Selected text
- Opening Delimiter -

The kind of applications that actively snoop on users as a business model -- the ones that you want to block in the first place -- sometimes even do this deliberately (which is something that I know from experience, not something that I suspect). Inexperienced users quickly figure out it's the firewall that gives them trouble, and they'll pick disabling the firewall over not playing with their toy any time. This works for pretty much any sort of permissions.

For example, last time I ran it on my tablet, Instagram's application was crippled to uselessness because I had disabled camera access (my girlfriend only needed to post a photo on an account that she managed): as soon as it opened, it spit out a big fat error message saying it can't access the camera and that you should allow camera access if you want to be able to take photos. As soon as you tapped ok, the same error popped up, and the application never loaded.

macOS apps aren't any different, you're just running the right ones :-).

There is a murky gray zone between actively malicious and fully privacy respecting applications. Applications in this zone are more prevalent in closed source software, and Linux is increasingly being used to run such software.
I think this is what I'm not getting :-). To someone who's so sick of dealing with GTK3 and xdg and everythingd breakage that I'm contemplating getting a Mac more seriously than when I saw the PowerMac G5 specs, the idea that someone who needs to run this sort of applications would not rather run Windows or OS X is unthinkable. I mean, after every point release in GTK 3, I would rather run Windows...
I'm not entirely sure what GTK or GTK point releases have to do with it. Isn't it just a programming framework with a GUI?
It's a very popular one. However, for the last couple of years, minor releases of a supposedly stable branch included backwards-incompatible changes that broke applications and themes. Basically, upgrading from 3.8 to 3.10 resulted in applications looking funny and some of them crashing. Quite a few application and theme developers ended up calling quits -- stopped maintaining their applications, kept on using GTK 2 or switched to Qt.

- Closing Delimiter -

Records
- Opening Delimiter -

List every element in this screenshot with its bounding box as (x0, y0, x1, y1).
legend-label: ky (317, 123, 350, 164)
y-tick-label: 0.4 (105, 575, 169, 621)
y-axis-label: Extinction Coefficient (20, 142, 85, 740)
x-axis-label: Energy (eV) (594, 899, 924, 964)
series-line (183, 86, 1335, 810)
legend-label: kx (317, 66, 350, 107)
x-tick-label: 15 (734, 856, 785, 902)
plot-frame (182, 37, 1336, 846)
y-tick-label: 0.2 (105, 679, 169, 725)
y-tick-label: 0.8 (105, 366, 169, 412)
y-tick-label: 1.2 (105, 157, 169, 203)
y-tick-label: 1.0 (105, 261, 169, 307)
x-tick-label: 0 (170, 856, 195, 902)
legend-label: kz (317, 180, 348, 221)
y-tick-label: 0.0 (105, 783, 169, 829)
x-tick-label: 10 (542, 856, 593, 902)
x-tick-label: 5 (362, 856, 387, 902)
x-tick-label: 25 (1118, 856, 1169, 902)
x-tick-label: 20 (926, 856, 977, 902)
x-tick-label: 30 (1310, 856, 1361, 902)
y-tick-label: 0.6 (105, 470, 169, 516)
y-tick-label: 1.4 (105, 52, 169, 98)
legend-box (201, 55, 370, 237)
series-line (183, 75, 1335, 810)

- Closing Delimiter -

Required actions
**1.** In the discussion of firewalls and GTK, rewrite the paragraph that begins "It's a very popular one." as a short bulleted list that keeps its main facts.
**2.** According to the discussion of firewalls and GTK, which disabled permission left Instagram's application on the tablet crippled to uselessness?
**3.** Carry on the discussion of firewalls and GTK from its last sentence.

Outputs by task
**1.**
- GTK is a very popular framework.
- For the last couple of years, minor releases of a supposedly stable branch have included backwards-incompatible changes.
- These changes broke applications and themes. Upgrading from 3.8 to 3.10 made applications look funny and caused some to crash.
- Quite a few application and theme developers quit. They stopped maintaining their applications, kept using GTK 2, or switched to Qt.

**2.** Camera access.

**3.**
This caused a lot of negativity in the open source community. It's a shame, because on a technical level, it's actually very good. Its developers have, more recently, attempted to address this problem and their plan looks like it should work. However, the proof of the pudding is in the eating, and we haven't had much time to eat it yet :-).

It's unfair to blame my frustration with Linux lately solely on GTK, too, I'm sorry if I gave that impression. A lot more factors are at work here. GTK has just been very representative of this mindframe lately.

> minor releases of a supposedly stable branch included backwards-incompatible changes that broke applications and themes.

No, the releases broke only themes and exactly that was communicated - that the CSS engine was work in progress and that themes were going to be broken.

Those, who didn't want to listen complained afterwards. Color me surprised.

Just from memory, changes in the way GTK handles geometry hints broke stuff in a bunch of applications, such as ROX Terminal. I think that was in 3.20. I haven't really followed development after 3.16 or so, I try to avoid GTK 3 applications when I can.

The decision to include "work in progress" code in stable releases is also a little questionable.

A personal firewall is one of many ways to make sure you installed what you meant to. There are signed trusted packages that phone home, or do stuff that you don't necessarily want.
Ahh yea, the fine days of ZoneAlarm ;-)
A personal firewall is also a great way to gain a better understanding of how applications communicate and networking in general.